● **GIVEN EXERCISE**: Repeat word for word the stretch of the leave-to-appeal judgment from "Several of the" through "simultaneously.".

● **PAGE EXTRACT**:
The Applicant applies for leave to appeal
to the Supreme Court of Appeal, alternatively to the Full Bench of
this Court in terms
of section 17 of the Superior Courts Act, Act 10
of 2013, against the whole of my judgment delivered and order granted
on 17 December
2021, in terms whereof I dismissed the Applicant’s
application for a special cost order against the Defendant.
2.
The grounds advanced by the Applicant in
his Notice of Application for Leave to Appeal are that I had erred
and/or misdirected myself,
where a reasonable prospect of success
exists that another Court may come to another conclusion, in respect
of the following:
“
2.1
By finding that the Applicant’s Calderbank offer (dated 14
October 2020) was ‘not available’ to
the Applicant and
thus the Court was precluded from considering/re-considering the
costs awarded to the Applicant in the Capital/trial
judgment dated 11
December 2020;
2.2
By finding that the Applicant’s Calderbank offer was not
governed by the provisions of Rule 34, nor
that the mechanisms
provided by Rule 34(12) were available to him;
2.3
By finding that the Applicant’s Calderbank offer was
‘inadmissible’ in relation to costs;
2.4
By finding that the Applicant’s attorneys had failed to ‘go
far enough’ in the formulation
of their 14 October 2020 offer
to qualify as a Calderbank offer;
2.5
By finding that the Applicant had failed to word, correctly or at
all, the Calderbank offer to include “without
prejudice save as
to costs”, thus precluding the Applicant from either relying
upon the offer to claim punitive costs or
to have the trial
party-and-party costs reconsidered;
2.6
By failing to find that the Respondent had behaved unreasonably or
had put the Applicant to unnecessary expense,
by not accepting or
acting upon the Calderbank offer, timeously or at all;
2.7
By finding that the ‘mere difference’ of R20,000.00
between the Calderbank offer and the Capital/trial
judgment was
insufficient for the Applicant to invoke – or rely upon –
the Calderbank offer;
2.8
By finding that the R20,000.00 differential between the Calderbank
offer and the Capital/trial judgment did
not offer the Respondent a
‘fair discount’;
2.9
By failing to uphold Applicant’s unopposed application (dated
25 February 2021) and the uncontested
allegations of fact contained
therein.
”
3.
Several of the grounds for leave to appeal
advanced by the Applicant are in the context of my judgment and order
interrelated, and
I will therefore for the sake of convenience and
expediency proceed to deal with those interrelated grounds
simultaneously.
THE
FIRST GROUND OF LEAVE TO APPEAL
4.
I am of the view that the first ground for
leave to appeal advanced by the Applicant constitutes an incorrect
interpretation of
my judgment. In paragraph 12 of my judgment, I
found as follows:
“
Because
I am of the view that
the
plaintiff’s offer of 14 October 2020 is not governed by the
provisions of Rule 34
, it
necessarily follows that
the
mechanism provided by Rule 34(12) is not available to the plaintiff
herein
and would not allow me to
consider the question of costs afresh at this stage
”

[Layout element entries]
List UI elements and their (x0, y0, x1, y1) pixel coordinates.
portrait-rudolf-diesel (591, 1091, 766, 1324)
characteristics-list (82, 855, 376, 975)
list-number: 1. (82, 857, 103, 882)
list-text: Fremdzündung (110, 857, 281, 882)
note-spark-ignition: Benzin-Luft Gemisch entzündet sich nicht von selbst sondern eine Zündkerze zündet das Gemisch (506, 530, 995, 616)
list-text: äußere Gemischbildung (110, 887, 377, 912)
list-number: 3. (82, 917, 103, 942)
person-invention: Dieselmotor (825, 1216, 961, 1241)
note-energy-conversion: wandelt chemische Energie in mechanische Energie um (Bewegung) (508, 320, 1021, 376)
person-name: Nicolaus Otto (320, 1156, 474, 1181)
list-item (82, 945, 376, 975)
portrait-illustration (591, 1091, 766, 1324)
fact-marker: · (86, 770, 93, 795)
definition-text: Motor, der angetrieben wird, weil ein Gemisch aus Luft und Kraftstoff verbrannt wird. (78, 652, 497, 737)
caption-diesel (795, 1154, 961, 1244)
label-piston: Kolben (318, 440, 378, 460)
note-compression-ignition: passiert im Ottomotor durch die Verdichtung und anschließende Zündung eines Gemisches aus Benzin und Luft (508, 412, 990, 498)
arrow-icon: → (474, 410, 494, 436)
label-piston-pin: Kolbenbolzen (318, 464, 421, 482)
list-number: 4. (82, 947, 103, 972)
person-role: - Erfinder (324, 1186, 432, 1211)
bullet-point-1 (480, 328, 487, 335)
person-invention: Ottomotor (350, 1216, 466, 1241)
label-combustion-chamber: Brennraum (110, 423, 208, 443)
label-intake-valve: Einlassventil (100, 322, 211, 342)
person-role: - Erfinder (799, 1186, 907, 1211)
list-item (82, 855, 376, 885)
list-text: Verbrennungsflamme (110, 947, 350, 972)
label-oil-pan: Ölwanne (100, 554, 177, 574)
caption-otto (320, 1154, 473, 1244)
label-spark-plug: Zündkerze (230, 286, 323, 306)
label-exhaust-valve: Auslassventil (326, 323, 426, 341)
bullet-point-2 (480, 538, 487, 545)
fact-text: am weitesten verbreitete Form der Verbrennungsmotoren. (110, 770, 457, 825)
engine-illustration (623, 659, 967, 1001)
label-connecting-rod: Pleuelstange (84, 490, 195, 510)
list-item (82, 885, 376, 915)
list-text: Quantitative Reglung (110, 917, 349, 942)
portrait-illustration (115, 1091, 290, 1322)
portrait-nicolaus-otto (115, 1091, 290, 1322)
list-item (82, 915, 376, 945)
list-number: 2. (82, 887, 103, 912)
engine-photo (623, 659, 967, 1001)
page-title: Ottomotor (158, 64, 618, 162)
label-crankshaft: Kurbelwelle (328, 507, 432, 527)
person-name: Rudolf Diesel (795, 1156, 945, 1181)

● **THE OUTPUT**:
Several of the grounds for leave to appeal
advanced by the Applicant are in the context of my judgment and order
interrelated, and
I will therefore for the sake of convenience and
expediency proceed to deal with those interrelated grounds
simultaneously.